Search the data for the word "title". Reproduce every line where it is found.

*** Data to process ***

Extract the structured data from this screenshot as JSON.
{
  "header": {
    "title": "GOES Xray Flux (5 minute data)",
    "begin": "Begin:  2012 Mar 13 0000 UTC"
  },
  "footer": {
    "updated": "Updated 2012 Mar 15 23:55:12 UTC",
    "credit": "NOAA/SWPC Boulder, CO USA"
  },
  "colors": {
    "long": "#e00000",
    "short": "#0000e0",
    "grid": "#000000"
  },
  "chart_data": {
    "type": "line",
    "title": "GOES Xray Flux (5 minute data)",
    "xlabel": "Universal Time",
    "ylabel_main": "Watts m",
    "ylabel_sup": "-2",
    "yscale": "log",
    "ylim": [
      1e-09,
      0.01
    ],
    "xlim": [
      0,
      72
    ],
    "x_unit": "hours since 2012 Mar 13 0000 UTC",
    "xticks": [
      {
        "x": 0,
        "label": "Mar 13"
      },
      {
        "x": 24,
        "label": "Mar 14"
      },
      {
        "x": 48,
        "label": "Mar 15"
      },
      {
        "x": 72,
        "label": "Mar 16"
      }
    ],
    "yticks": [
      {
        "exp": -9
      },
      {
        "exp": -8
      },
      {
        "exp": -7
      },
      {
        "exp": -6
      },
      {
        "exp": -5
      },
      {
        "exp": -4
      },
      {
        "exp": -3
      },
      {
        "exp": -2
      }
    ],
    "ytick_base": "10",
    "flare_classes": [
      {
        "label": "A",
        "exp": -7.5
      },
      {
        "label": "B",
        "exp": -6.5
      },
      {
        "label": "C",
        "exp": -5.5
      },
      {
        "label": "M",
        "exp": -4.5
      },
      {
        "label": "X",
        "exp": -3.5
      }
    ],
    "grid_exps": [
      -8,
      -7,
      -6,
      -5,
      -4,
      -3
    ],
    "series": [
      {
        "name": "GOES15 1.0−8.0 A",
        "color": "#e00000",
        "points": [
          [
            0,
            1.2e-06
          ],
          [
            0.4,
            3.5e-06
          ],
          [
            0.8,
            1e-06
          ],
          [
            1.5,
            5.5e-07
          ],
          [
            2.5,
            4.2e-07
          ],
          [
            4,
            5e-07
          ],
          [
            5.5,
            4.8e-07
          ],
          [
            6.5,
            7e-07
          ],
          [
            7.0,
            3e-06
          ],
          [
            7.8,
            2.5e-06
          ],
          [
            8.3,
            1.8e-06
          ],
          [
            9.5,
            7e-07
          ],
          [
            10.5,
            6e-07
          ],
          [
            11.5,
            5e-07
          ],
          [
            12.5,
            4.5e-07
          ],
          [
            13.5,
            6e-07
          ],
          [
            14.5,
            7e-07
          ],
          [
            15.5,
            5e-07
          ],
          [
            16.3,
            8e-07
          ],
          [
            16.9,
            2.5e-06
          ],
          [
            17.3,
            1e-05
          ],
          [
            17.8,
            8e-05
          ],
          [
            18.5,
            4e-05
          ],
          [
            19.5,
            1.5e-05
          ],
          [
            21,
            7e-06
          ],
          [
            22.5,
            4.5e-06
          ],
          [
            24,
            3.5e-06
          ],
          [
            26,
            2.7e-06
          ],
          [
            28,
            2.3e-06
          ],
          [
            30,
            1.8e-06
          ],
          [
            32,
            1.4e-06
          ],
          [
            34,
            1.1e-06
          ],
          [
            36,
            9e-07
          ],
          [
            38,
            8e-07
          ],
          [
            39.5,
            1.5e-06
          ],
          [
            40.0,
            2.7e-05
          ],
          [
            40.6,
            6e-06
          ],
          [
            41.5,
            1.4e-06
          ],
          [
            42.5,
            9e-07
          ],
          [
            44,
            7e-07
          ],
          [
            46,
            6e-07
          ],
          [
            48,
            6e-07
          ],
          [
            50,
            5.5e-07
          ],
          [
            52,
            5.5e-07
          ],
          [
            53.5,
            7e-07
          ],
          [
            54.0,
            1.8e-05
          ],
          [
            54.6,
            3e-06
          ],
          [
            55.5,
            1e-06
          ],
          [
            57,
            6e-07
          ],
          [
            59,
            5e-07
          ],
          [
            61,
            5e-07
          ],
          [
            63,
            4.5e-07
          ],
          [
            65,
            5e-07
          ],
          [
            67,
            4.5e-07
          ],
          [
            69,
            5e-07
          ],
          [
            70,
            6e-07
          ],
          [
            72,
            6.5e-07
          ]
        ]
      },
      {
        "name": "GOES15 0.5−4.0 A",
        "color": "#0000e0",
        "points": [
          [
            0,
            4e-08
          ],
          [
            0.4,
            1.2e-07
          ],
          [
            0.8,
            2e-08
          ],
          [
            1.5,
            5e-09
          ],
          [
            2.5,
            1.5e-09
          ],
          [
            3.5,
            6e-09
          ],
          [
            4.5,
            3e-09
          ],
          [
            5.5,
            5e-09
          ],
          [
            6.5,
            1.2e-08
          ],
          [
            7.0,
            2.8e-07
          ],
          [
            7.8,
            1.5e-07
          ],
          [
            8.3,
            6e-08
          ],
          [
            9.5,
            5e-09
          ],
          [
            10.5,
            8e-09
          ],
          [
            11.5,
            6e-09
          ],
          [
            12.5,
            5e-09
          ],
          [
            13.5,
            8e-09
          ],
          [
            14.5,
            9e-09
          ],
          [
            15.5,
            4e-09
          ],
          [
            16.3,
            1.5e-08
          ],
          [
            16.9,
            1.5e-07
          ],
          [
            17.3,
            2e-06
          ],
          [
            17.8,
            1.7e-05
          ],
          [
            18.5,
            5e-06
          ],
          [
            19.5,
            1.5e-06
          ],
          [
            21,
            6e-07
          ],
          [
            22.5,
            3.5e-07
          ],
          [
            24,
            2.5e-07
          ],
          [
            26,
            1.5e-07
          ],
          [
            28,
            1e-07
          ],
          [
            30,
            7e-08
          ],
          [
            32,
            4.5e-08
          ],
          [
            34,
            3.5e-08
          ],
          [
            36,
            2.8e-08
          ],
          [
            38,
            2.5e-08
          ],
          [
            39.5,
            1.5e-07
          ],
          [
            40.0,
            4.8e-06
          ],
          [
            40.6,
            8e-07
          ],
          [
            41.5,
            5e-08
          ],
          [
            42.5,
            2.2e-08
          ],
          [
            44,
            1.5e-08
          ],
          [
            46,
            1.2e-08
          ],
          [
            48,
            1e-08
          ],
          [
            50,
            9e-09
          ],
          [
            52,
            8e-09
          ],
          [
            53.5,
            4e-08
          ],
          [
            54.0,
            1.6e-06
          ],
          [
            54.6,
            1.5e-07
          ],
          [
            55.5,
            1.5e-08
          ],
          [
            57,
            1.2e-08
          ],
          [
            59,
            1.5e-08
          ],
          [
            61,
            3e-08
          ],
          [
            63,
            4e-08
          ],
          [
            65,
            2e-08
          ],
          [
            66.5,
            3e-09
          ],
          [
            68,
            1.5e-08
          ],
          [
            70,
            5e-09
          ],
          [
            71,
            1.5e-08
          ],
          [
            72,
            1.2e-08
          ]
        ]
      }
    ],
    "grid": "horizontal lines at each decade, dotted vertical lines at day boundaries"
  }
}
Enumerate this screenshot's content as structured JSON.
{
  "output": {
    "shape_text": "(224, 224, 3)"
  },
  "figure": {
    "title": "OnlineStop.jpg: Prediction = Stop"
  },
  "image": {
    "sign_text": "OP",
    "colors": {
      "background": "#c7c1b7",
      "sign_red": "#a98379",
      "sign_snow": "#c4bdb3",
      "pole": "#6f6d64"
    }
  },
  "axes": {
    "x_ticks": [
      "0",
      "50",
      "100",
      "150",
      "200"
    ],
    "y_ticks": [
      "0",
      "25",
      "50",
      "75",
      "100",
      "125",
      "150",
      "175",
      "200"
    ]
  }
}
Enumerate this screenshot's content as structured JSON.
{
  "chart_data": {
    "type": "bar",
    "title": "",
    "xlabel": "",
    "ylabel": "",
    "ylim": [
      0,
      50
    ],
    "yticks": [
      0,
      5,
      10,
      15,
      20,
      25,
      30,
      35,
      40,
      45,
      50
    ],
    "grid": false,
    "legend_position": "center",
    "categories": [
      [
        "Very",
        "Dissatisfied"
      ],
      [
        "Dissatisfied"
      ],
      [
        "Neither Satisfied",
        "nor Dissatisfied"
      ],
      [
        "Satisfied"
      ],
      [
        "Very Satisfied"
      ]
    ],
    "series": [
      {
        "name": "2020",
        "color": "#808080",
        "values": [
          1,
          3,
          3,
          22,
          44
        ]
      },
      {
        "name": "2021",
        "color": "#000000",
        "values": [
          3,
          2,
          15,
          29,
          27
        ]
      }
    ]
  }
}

***

**Output for this task**.
    "title": "GOES Xray Flux (5 minute data)",
    "title": "GOES Xray Flux (5 minute data)",
    "title": "OnlineStop.jpg: Prediction = Stop"
    "title": "",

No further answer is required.